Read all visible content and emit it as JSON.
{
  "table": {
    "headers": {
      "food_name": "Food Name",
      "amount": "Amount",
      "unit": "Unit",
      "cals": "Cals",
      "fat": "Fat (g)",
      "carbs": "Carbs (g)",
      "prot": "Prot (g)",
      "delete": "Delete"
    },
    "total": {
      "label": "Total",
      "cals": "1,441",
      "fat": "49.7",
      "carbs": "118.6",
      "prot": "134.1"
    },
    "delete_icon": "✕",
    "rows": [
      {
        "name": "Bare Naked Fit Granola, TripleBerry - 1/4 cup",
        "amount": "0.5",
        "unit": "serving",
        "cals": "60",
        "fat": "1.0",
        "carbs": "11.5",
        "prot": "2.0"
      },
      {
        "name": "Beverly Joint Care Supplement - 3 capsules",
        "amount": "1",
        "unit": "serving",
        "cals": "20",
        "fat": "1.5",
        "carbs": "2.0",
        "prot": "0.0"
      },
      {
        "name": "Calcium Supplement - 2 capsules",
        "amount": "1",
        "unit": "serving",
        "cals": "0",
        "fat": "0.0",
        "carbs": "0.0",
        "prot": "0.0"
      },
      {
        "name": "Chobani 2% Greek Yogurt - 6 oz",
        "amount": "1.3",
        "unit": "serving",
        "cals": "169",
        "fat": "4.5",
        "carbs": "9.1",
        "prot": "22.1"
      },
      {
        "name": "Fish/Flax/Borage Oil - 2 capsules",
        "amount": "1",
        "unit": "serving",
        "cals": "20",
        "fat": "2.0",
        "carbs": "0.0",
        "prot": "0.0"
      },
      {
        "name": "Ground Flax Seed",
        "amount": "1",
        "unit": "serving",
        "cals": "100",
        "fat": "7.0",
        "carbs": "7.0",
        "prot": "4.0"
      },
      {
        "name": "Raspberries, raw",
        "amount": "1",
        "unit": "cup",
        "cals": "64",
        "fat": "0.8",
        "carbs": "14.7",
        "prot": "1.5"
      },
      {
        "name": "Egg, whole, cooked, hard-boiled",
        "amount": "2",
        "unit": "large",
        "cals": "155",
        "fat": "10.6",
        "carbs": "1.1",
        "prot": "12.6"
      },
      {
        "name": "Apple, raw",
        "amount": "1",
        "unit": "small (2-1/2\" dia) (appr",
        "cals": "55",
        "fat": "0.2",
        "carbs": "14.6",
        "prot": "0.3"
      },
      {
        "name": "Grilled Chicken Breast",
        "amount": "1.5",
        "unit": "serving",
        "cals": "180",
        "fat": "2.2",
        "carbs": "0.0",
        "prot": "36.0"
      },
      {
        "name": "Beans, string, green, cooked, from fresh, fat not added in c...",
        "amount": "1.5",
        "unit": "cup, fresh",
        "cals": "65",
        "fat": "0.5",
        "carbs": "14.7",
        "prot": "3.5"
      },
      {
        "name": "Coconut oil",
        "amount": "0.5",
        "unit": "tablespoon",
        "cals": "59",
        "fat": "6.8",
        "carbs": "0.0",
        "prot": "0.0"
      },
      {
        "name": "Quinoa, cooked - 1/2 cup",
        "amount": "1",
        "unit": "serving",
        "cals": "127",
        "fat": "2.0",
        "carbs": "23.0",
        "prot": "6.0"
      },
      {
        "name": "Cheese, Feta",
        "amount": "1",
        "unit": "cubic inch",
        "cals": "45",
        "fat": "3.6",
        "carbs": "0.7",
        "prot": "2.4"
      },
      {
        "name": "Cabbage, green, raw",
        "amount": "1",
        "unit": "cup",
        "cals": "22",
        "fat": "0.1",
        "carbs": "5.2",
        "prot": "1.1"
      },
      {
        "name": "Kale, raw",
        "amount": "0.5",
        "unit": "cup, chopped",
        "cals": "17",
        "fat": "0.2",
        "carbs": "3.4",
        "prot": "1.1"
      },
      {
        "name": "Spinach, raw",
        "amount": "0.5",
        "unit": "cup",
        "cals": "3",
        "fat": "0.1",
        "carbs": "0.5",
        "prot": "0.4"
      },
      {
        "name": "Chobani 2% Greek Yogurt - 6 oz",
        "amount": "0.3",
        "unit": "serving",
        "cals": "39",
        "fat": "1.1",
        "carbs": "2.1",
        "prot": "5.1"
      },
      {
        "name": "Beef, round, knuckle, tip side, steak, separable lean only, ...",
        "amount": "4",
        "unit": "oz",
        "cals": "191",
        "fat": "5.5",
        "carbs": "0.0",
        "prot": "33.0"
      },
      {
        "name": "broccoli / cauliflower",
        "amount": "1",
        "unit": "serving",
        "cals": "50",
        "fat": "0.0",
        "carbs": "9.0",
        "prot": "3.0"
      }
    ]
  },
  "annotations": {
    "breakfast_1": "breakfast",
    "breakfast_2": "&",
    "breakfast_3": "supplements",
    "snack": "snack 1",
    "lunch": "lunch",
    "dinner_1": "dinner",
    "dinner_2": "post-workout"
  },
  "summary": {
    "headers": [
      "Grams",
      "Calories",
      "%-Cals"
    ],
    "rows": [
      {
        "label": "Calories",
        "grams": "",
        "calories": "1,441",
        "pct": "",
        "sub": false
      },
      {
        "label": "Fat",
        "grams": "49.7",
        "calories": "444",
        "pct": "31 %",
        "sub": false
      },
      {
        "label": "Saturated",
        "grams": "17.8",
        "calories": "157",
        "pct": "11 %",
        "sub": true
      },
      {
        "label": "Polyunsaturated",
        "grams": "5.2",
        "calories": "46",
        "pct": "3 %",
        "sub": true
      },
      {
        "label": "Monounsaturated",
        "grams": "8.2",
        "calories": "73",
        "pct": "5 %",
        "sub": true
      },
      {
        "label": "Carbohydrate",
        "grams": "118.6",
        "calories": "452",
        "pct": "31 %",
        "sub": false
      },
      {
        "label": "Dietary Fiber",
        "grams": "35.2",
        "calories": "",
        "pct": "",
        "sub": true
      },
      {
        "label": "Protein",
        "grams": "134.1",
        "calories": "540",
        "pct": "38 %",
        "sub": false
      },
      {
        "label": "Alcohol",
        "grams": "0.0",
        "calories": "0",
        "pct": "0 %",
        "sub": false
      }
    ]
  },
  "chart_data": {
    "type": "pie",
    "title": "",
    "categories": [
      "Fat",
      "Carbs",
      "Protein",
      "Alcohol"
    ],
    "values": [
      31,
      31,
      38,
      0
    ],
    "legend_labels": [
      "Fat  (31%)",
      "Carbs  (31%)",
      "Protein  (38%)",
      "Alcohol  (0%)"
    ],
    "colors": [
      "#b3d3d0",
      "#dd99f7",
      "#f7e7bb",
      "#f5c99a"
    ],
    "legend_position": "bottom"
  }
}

EXERCISE REQUIREMENTS: All of the data above is to be transcribed without alteration.

SOLUTION FOR THIS EXERCISE:
Read all visible content and emit it as JSON.
{
  "table": {
    "headers": {
      "food_name": "Food Name",
      "amount": "Amount",
      "unit": "Unit",
      "cals": "Cals",
      "fat": "Fat (g)",
      "carbs": "Carbs (g)",
      "prot": "Prot (g)",
      "delete": "Delete"
    },
    "total": {
      "label": "Total",
      "cals": "1,441",
      "fat": "49.7",
      "carbs": "118.6",
      "prot": "134.1"
    },
    "delete_icon": "✕",
    "rows": [
      {
        "name": "Bare Naked Fit Granola, TripleBerry - 1/4 cup",
        "amount": "0.5",
        "unit": "serving",
        "cals": "60",
        "fat": "1.0",
        "carbs": "11.5",
        "prot": "2.0"
      },
      {
        "name": "Beverly Joint Care Supplement - 3 capsules",
        "amount": "1",
        "unit": "serving",
        "cals": "20",
        "fat": "1.5",
        "carbs": "2.0",
        "prot": "0.0"
      },
      {
        "name": "Calcium Supplement - 2 capsules",
        "amount": "1",
        "unit": "serving",
        "cals": "0",
        "fat": "0.0",
        "carbs": "0.0",
        "prot": "0.0"
      },
      {
        "name": "Chobani 2% Greek Yogurt - 6 oz",
        "amount": "1.3",
        "unit": "serving",
        "cals": "169",
        "fat": "4.5",
        "carbs": "9.1",
        "prot": "22.1"
      },
      {
        "name": "Fish/Flax/Borage Oil - 2 capsules",
        "amount": "1",
        "unit": "serving",
        "cals": "20",
        "fat": "2.0",
        "carbs": "0.0",
        "prot": "0.0"
      },
      {
        "name": "Ground Flax Seed",
        "amount": "1",
        "unit": "serving",
        "cals": "100",
        "fat": "7.0",
        "carbs": "7.0",
        "prot": "4.0"
      },
      {
        "name": "Raspberries, raw",
        "amount": "1",
        "unit": "cup",
        "cals": "64",
        "fat": "0.8",
        "carbs": "14.7",
        "prot": "1.5"
      },
      {
        "name": "Egg, whole, cooked, hard-boiled",
        "amount": "2",
        "unit": "large",
        "cals": "155",
        "fat": "10.6",
        "carbs": "1.1",
        "prot": "12.6"
      },
      {
        "name": "Apple, raw",
        "amount": "1",
        "unit": "small (2-1/2\" dia) (appr",
        "cals": "55",
        "fat": "0.2",
        "carbs": "14.6",
        "prot": "0.3"
      },
      {
        "name": "Grilled Chicken Breast",
        "amount": "1.5",
        "unit": "serving",
        "cals": "180",
        "fat": "2.2",
        "carbs": "0.0",
        "prot": "36.0"
      },
      {
        "name": "Beans, string, green, cooked, from fresh, fat not added in c...",
        "amount": "1.5",
        "unit": "cup, fresh",
        "cals": "65",
        "fat": "0.5",
        "carbs": "14.7",
        "prot": "3.5"
      },
      {
        "name": "Coconut oil",
        "amount": "0.5",
        "unit": "tablespoon",
        "cals": "59",
        "fat": "6.8",
        "carbs": "0.0",
        "prot": "0.0"
      },
      {
        "name": "Quinoa, cooked - 1/2 cup",
        "amount": "1",
        "unit": "serving",
        "cals": "127",
        "fat": "2.0",
        "carbs": "23.0",
        "prot": "6.0"
      },
      {
        "name": "Cheese, Feta",
        "amount": "1",
        "unit": "cubic inch",
        "cals": "45",
        "fat": "3.6",
        "carbs": "0.7",
        "prot": "2.4"
      },
      {
        "name": "Cabbage, green, raw",
        "amount": "1",
        "unit": "cup",
        "cals": "22",
        "fat": "0.1",
        "carbs": "5.2",
        "prot": "1.1"
      },
      {
        "name": "Kale, raw",
        "amount": "0.5",
        "unit": "cup, chopped",
        "cals": "17",
        "fat": "0.2",
        "carbs": "3.4",
        "prot": "1.1"
      },
      {
        "name": "Spinach, raw",
        "amount": "0.5",
        "unit": "cup",
        "cals": "3",
        "fat": "0.1",
        "carbs": "0.5",
        "prot": "0.4"
      },
      {
        "name": "Chobani 2% Greek Yogurt - 6 oz",
        "amount": "0.3",
        "unit": "serving",
        "cals": "39",
        "fat": "1.1",
        "carbs": "2.1",
        "prot": "5.1"
      },
      {
        "name": "Beef, round, knuckle, tip side, steak, separable lean only, ...",
        "amount": "4",
        "unit": "oz",
        "cals": "191",
        "fat": "5.5",
        "carbs": "0.0",
        "prot": "33.0"
      },
      {
        "name": "broccoli / cauliflower",
        "amount": "1",
        "unit": "serving",
        "cals": "50",
        "fat": "0.0",
        "carbs": "9.0",
        "prot": "3.0"
      }
    ]
  },
  "annotations": {
    "breakfast_1": "breakfast",
    "breakfast_2": "&",
    "breakfast_3": "supplements",
    "snack": "snack 1",
    "lunch": "lunch",
    "dinner_1": "dinner",
    "dinner_2": "post-workout"
  },
  "summary": {
    "headers": [
      "Grams",
      "Calories",
      "%-Cals"
    ],
    "rows": [
      {
        "label": "Calories",
        "grams": "",
        "calories": "1,441",
        "pct": "",
        "sub": false
      },
      {
        "label": "Fat",
        "grams": "49.7",
        "calories": "444",
        "pct": "31 %",
        "sub": false
      },
      {
        "label": "Saturated",
        "grams": "17.8",
        "calories": "157",
        "pct": "11 %",
        "sub": true
      },
      {
        "label": "Polyunsaturated",
        "grams": "5.2",
        "calories": "46",
        "pct": "3 %",
        "sub": true
      },
      {
        "label": "Monounsaturated",
        "grams": "8.2",
        "calories": "73",
        "pct": "5 %",
        "sub": true
      },
      {
        "label": "Carbohydrate",
        "grams": "118.6",
        "calories": "452",
        "pct": "31 %",
        "sub": false
      },
      {
        "label": "Dietary Fiber",
        "grams": "35.2",
        "calories": "",
        "pct": "",
        "sub": true
      },
      {
        "label": "Protein",
        "grams": "134.1",
        "calories": "540",
        "pct": "38 %",
        "sub": false
      },
      {
        "label": "Alcohol",
        "grams": "0.0",
        "calories": "0",
        "pct": "0 %",
        "sub": false
      }
    ]
  },
  "chart_data": {
    "type": "pie",
    "title": "",
    "categories": [
      "Fat",
      "Carbs",
      "Protein",
      "Alcohol"
    ],
    "values": [
      31,
      31,
      38,
      0
    ],
    "legend_labels": [
      "Fat  (31%)",
      "Carbs  (31%)",
      "Protein  (38%)",
      "Alcohol  (0%)"
    ],
    "colors": [
      "#b3d3d0",
      "#dd99f7",
      "#f7e7bb",
      "#f5c99a"
    ],
    "legend_position": "bottom"
  }
}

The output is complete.